* _TO BE DONE_
Extract every line from the records below that contains the word "유연하게".

-- start DATASET EXCERPTS --

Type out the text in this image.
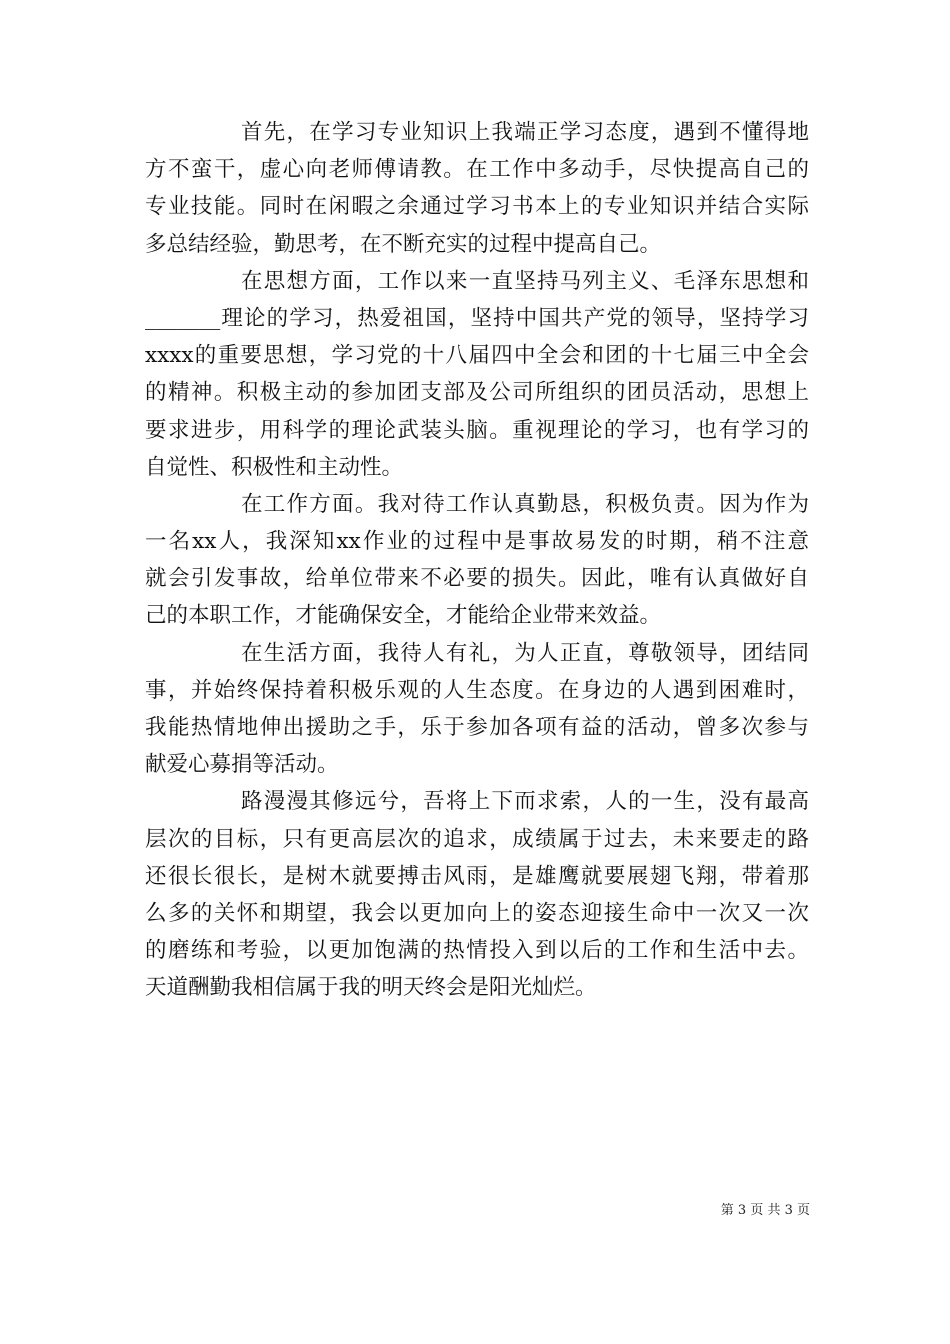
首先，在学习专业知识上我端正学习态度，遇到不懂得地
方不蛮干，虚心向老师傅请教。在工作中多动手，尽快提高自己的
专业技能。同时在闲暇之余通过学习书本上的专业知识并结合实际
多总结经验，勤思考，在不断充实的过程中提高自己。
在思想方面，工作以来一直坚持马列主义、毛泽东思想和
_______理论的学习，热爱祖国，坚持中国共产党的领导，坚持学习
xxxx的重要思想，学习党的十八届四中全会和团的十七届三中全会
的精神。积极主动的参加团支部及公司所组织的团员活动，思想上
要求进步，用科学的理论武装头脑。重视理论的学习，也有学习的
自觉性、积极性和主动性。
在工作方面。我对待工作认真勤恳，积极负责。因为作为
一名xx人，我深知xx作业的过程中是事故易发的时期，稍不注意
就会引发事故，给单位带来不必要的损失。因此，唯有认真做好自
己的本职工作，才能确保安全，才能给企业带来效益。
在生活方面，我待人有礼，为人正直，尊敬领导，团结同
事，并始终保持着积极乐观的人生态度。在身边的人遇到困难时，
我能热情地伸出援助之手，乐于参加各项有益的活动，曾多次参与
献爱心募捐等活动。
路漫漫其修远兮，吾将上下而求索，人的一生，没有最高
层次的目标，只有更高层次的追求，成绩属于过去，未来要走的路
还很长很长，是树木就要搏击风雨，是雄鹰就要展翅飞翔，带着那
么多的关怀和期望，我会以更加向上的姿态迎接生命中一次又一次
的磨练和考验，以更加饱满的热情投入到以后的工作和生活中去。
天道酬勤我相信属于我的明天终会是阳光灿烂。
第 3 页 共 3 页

-- end DATASET EXCERPTS --
-- start DATASET EXCERPTS --

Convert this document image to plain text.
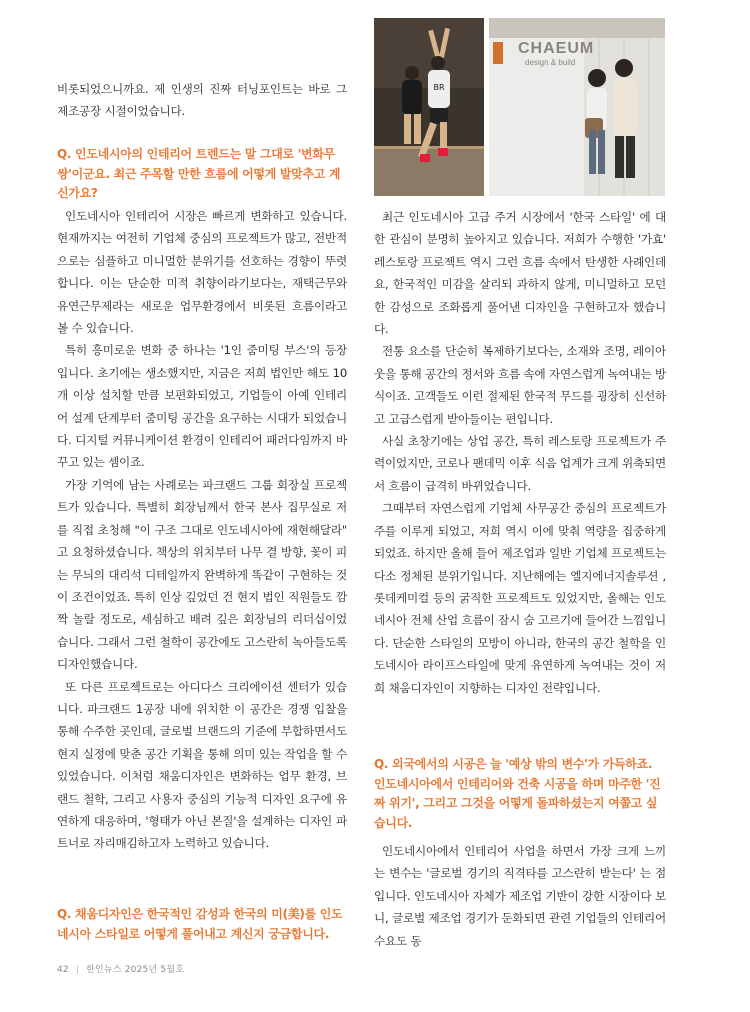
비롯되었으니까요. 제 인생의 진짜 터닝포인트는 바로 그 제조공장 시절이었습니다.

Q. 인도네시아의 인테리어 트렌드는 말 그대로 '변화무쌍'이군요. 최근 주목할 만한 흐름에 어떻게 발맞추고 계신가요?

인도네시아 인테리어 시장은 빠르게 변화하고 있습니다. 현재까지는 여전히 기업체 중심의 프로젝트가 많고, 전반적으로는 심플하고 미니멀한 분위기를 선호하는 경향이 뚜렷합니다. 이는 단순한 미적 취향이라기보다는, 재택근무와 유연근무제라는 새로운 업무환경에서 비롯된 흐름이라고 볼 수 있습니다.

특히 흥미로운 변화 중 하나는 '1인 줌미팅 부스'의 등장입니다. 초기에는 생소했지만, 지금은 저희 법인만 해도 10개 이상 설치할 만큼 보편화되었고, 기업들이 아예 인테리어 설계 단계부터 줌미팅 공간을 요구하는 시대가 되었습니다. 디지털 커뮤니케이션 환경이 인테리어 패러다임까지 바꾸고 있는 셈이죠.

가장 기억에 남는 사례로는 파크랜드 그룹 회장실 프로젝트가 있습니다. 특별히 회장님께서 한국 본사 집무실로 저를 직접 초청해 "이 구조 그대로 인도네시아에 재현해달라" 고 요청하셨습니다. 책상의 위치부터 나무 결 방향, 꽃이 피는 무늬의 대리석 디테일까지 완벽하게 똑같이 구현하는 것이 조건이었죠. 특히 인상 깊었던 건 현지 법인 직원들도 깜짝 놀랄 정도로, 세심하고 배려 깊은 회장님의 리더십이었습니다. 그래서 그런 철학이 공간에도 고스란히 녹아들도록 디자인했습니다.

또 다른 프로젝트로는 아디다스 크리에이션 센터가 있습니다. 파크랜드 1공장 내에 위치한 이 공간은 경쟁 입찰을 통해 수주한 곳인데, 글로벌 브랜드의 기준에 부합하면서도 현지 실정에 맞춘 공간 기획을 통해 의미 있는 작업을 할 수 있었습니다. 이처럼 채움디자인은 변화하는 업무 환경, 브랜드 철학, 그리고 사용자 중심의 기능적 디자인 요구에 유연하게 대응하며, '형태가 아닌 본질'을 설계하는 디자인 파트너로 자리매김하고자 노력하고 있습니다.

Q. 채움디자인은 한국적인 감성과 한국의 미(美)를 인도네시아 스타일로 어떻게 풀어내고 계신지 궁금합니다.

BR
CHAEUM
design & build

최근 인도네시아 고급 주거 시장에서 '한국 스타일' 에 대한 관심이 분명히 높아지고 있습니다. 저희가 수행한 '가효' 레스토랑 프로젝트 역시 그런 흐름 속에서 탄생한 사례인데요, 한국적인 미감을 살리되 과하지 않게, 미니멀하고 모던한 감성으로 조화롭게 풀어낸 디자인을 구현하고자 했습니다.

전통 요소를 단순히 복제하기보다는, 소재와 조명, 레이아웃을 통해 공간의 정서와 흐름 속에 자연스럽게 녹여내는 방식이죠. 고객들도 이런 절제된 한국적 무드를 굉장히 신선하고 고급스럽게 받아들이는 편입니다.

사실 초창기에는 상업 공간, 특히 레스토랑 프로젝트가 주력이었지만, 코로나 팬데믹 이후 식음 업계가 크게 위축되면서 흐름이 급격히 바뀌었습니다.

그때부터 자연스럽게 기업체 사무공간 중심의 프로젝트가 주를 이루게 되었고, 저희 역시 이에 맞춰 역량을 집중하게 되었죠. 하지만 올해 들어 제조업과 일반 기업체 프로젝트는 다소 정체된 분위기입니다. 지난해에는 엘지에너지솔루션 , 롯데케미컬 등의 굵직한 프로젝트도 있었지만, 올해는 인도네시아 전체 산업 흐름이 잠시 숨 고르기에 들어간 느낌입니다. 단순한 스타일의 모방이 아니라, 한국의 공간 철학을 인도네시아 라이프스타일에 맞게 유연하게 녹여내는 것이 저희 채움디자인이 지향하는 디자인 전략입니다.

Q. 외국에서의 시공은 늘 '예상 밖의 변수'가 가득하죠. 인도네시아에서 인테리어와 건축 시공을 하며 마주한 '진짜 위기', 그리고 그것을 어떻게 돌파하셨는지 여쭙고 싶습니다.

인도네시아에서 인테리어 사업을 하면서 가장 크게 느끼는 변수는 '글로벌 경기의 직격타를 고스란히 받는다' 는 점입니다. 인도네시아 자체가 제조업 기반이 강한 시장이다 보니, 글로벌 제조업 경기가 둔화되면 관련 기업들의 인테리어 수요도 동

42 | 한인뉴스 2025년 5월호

-- end DATASET EXCERPTS --

* _OUTPUT_
또 다른 프로젝트로는 아디다스 크리에이션 센터가 있습니다. 파크랜드 1공장 내에 위치한 이 공간은 경쟁 입찰을 통해 수주한 곳인데, 글로벌 브랜드의 기준에 부합하면서도 현지 실정에 맞춘 공간 기획을 통해 의미 있는 작업을 할 수 있었습니다. 이처럼 채움디자인은 변화하는 업무 환경, 브랜드 철학, 그리고 사용자 중심의 기능적 디자인 요구에 유연하게 대응하며, '형태가 아닌 본질'을 설계하는 디자인 파트너로 자리매김하고자 노력하고 있습니다.
그때부터 자연스럽게 기업체 사무공간 중심의 프로젝트가 주를 이루게 되었고, 저희 역시 이에 맞춰 역량을 집중하게 되었죠. 하지만 올해 들어 제조업과 일반 기업체 프로젝트는 다소 정체된 분위기입니다. 지난해에는 엘지에너지솔루션 , 롯데케미컬 등의 굵직한 프로젝트도 있었지만, 올해는 인도네시아 전체 산업 흐름이 잠시 숨 고르기에 들어간 느낌입니다. 단순한 스타일의 모방이 아니라, 한국의 공간 철학을 인도네시아 라이프스타일에 맞게 유연하게 녹여내는 것이 저희 채움디자인이 지향하는 디자인 전략입니다.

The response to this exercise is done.